# Directive
Copy out all of the data below with no alterations.

(Collection entries)
=====
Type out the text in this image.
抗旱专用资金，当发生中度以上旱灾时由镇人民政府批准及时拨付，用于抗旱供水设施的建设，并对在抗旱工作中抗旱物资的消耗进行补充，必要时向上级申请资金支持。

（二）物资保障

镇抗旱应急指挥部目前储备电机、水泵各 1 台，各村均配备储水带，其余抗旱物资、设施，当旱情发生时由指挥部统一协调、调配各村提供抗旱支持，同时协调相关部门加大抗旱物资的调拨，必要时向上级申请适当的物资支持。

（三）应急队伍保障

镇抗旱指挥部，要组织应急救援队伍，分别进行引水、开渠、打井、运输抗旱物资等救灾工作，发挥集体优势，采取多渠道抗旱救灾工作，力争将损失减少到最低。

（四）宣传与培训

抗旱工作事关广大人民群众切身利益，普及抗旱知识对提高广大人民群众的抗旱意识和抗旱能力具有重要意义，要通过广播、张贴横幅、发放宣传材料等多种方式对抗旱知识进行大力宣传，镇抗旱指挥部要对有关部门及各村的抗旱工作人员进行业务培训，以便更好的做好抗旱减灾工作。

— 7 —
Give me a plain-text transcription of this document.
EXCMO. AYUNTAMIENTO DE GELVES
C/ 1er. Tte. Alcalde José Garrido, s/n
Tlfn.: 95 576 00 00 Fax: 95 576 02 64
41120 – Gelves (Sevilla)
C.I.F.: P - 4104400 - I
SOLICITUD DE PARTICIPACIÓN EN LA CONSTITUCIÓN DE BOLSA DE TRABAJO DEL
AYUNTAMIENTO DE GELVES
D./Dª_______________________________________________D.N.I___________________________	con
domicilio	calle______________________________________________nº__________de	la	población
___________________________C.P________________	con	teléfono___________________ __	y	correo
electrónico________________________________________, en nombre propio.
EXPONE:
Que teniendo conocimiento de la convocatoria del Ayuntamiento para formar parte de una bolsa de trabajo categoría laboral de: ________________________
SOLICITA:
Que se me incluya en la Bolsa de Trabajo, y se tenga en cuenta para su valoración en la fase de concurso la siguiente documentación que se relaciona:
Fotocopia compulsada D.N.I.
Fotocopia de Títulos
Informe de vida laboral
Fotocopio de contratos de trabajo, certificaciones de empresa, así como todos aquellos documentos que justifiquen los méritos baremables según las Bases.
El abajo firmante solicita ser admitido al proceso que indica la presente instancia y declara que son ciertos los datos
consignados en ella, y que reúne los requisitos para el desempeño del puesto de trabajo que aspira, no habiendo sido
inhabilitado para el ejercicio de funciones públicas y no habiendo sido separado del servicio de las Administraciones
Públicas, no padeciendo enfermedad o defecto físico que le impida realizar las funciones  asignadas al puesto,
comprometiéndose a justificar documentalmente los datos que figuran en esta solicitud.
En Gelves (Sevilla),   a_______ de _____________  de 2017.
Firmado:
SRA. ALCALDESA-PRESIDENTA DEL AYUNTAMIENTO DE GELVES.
=====
# Task solution
Type out the text in this image.
抗旱专用资金，当发生中度以上旱灾时由镇人民政府批准及时拨付，用于抗旱供水设施的建设，并对在抗旱工作中抗旱物资的消耗进行补充，必要时向上级申请资金支持。

（二）物资保障

镇抗旱应急指挥部目前储备电机、水泵各 1 台，各村均配备储水带，其余抗旱物资、设施，当旱情发生时由指挥部统一协调、调配各村提供抗旱支持，同时协调相关部门加大抗旱物资的调拨，必要时向上级申请适当的物资支持。

（三）应急队伍保障

镇抗旱指挥部，要组织应急救援队伍，分别进行引水、开渠、打井、运输抗旱物资等救灾工作，发挥集体优势，采取多渠道抗旱救灾工作，力争将损失减少到最低。

（四）宣传与培训

抗旱工作事关广大人民群众切身利益，普及抗旱知识对提高广大人民群众的抗旱意识和抗旱能力具有重要意义，要通过广播、张贴横幅、发放宣传材料等多种方式对抗旱知识进行大力宣传，镇抗旱指挥部要对有关部门及各村的抗旱工作人员进行业务培训，以便更好的做好抗旱减灾工作。

— 7 —
Give me a plain-text transcription of this document.
EXCMO. AYUNTAMIENTO DE GELVES
C/ 1er. Tte. Alcalde José Garrido, s/n
Tlfn.: 95 576 00 00 Fax: 95 576 02 64
41120 – Gelves (Sevilla)
C.I.F.: P - 4104400 - I
SOLICITUD DE PARTICIPACIÓN EN LA CONSTITUCIÓN DE BOLSA DE TRABAJO DEL
AYUNTAMIENTO DE GELVES
D./Dª_______________________________________________D.N.I___________________________	con
domicilio	calle______________________________________________nº__________de	la	población
___________________________C.P________________	con	teléfono___________________ __	y	correo
electrónico________________________________________, en nombre propio.
EXPONE:
Que teniendo conocimiento de la convocatoria del Ayuntamiento para formar parte de una bolsa de trabajo categoría laboral de: ________________________
SOLICITA:
Que se me incluya en la Bolsa de Trabajo, y se tenga en cuenta para su valoración en la fase de concurso la siguiente documentación que se relaciona:
Fotocopia compulsada D.N.I.
Fotocopia de Títulos
Informe de vida laboral
Fotocopio de contratos de trabajo, certificaciones de empresa, así como todos aquellos documentos que justifiquen los méritos baremables según las Bases.
El abajo firmante solicita ser admitido al proceso que indica la presente instancia y declara que son ciertos los datos
consignados en ella, y que reúne los requisitos para el desempeño del puesto de trabajo que aspira, no habiendo sido
inhabilitado para el ejercicio de funciones públicas y no habiendo sido separado del servicio de las Administraciones
Públicas, no padeciendo enfermedad o defecto físico que le impida realizar las funciones  asignadas al puesto,
comprometiéndose a justificar documentalmente los datos que figuran en esta solicitud.
En Gelves (Sevilla),   a_______ de _____________  de 2017.
Firmado:
SRA. ALCALDESA-PRESIDENTA DEL AYUNTAMIENTO DE GELVES.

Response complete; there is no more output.